提供された文章

そんなある日、友人に誘われて、久しぶりに東京へ繰り出したぬっきぃさん。すると、
「びっくりするくらい心が晴れたんです。もともと東京への憧れが強かったためかもしれません。そこで、思いました。仕事が完全になくなったとしても、東京へ出てくればいいんだって」
ドラゴンボールのメカが取説に!? “取説のぬっきぃ”の誕生
2016年、気力を取り戻したぬっきぃさんは、インターネット上で「おもしろ記事大賞」というコンテストを発見します。絵を描くことも文章を書くことも好きだったぬっきぃさんは、エッセイ漫画を描いて投稿。その作品が、佳作を受賞したのです。思いもよらぬ展開にとまどいながらも、晴れてライターデビュー。テクニカルイラストレーターとライターの、2足のわらじで歩き始めます。
しかしながら、この時点ではまだ、テクニカルイラストレーターとしてもライターとしても、無名の状態でした。
転機は、人気Webメディアの「デイリーポータルZ(ゼット)」で3本目に書いた記事、『プロが描く、ドラゴンボールのスカウターの取扱説明書』。
「新人ライターは3本目まででその後が決まる、と風の噂で聞いていたので、この記事が最後だと思ったんです。だから、好きなことを全力で書こうと思って」
結果、記事は大ヒット。Twitterを中心に拡散され、「説明書があると一気にリアルになる」「こういうのも人の手で描いてるんだね」と感心のコメントがあふれました。いつしか、“取説のぬっきぃ”という呼び名までできていました。

出題
A: 上の文章を、「転機は、人気Webメディアの」という言葉が入っているところから「う呼び名までできていました。」のところまで、一字も変えずに書き写してください。
B: 上の文章で、ぬっきぃさんが3本目の記事を書いたWebメディアは何ですか。

提供データ
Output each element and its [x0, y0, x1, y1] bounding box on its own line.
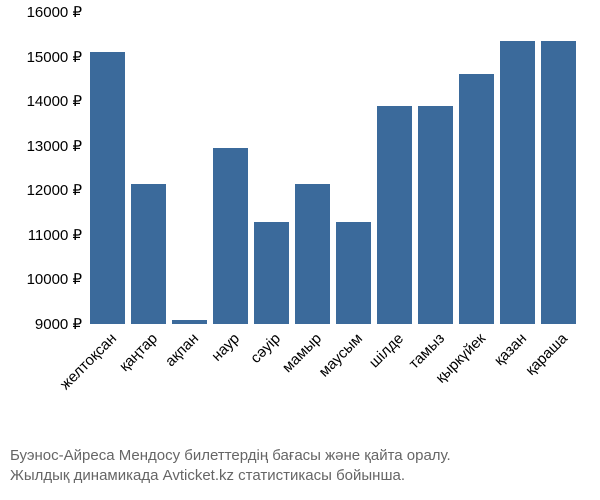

解答
A:
転機は、人気Webメディアの「デイリーポータルZ(ゼット)」で3本目に書いた記事、『プロが描く、ドラゴンボールのスカウターの取扱説明書』。
「新人ライターは3本目まででその後が決まる、と風の噂で聞いていたので、この記事が最後だと思ったんです。だから、好きなことを全力で書こうと思って」
結果、記事は大ヒット。Twitterを中心に拡散され、「説明書があると一気にリアルになる」「こういうのも人の手で描いてるんだね」と感心のコメントがあふれました。いつしか、“取説のぬっきぃ”という呼び名までできていました。

B: デイリーポータルZ（ゼット）